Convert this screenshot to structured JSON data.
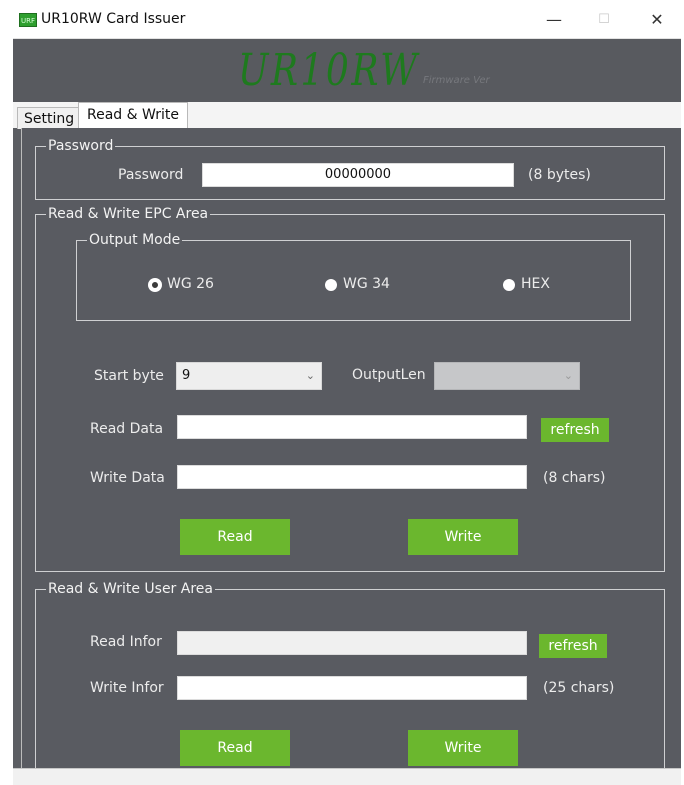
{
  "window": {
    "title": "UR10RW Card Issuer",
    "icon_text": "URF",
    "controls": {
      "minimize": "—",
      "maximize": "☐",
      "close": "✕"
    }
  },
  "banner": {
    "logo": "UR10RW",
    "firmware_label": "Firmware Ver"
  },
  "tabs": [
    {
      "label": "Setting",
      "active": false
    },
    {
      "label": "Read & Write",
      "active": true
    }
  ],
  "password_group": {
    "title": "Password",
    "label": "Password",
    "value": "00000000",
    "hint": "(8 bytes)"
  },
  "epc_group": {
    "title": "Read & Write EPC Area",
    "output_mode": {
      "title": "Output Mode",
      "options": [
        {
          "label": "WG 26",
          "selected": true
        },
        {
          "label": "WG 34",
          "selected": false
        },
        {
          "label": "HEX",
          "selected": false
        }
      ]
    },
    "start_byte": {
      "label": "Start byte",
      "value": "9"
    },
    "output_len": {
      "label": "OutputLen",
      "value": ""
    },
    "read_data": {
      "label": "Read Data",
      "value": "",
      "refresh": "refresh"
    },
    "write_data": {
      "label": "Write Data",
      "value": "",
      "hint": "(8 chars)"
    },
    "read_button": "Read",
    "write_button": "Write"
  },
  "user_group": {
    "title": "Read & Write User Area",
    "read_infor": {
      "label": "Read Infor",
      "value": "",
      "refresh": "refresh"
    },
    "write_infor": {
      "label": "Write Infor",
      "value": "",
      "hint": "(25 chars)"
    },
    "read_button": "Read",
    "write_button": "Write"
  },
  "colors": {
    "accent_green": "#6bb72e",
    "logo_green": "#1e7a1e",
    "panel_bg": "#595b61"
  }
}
═══
▶ _What is expected_: Reproduce all of the material above word for word. Omit the pictures.

▶ _Output for this exercise_:
Convert this screenshot to structured JSON data.
{
  "window": {
    "title": "UR10RW Card Issuer",
    "icon_text": "URF",
    "controls": {
      "minimize": "—",
      "maximize": "☐",
      "close": "✕"
    }
  },
  "banner": {
    "logo": "UR10RW",
    "firmware_label": "Firmware Ver"
  },
  "tabs": [
    {
      "label": "Setting",
      "active": false
    },
    {
      "label": "Read & Write",
      "active": true
    }
  ],
  "password_group": {
    "title": "Password",
    "label": "Password",
    "value": "00000000",
    "hint": "(8 bytes)"
  },
  "epc_group": {
    "title": "Read & Write EPC Area",
    "output_mode": {
      "title": "Output Mode",
      "options": [
        {
          "label": "WG 26",
          "selected": true
        },
        {
          "label": "WG 34",
          "selected": false
        },
        {
          "label": "HEX",
          "selected": false
        }
      ]
    },
    "start_byte": {
      "label": "Start byte",
      "value": "9"
    },
    "output_len": {
      "label": "OutputLen",
      "value": ""
    },
    "read_data": {
      "label": "Read Data",
      "value": "",
      "refresh": "refresh"
    },
    "write_data": {
      "label": "Write Data",
      "value": "",
      "hint": "(8 chars)"
    },
    "read_button": "Read",
    "write_button": "Write"
  },
  "user_group": {
    "title": "Read & Write User Area",
    "read_infor": {
      "label": "Read Infor",
      "value": "",
      "refresh": "refresh"
    },
    "write_infor": {
      "label": "Write Infor",
      "value": "",
      "hint": "(25 chars)"
    },
    "read_button": "Read",
    "write_button": "Write"
  },
  "colors": {
    "accent_green": "#6bb72e",
    "logo_green": "#1e7a1e",
    "panel_bg": "#595b61"
  }
}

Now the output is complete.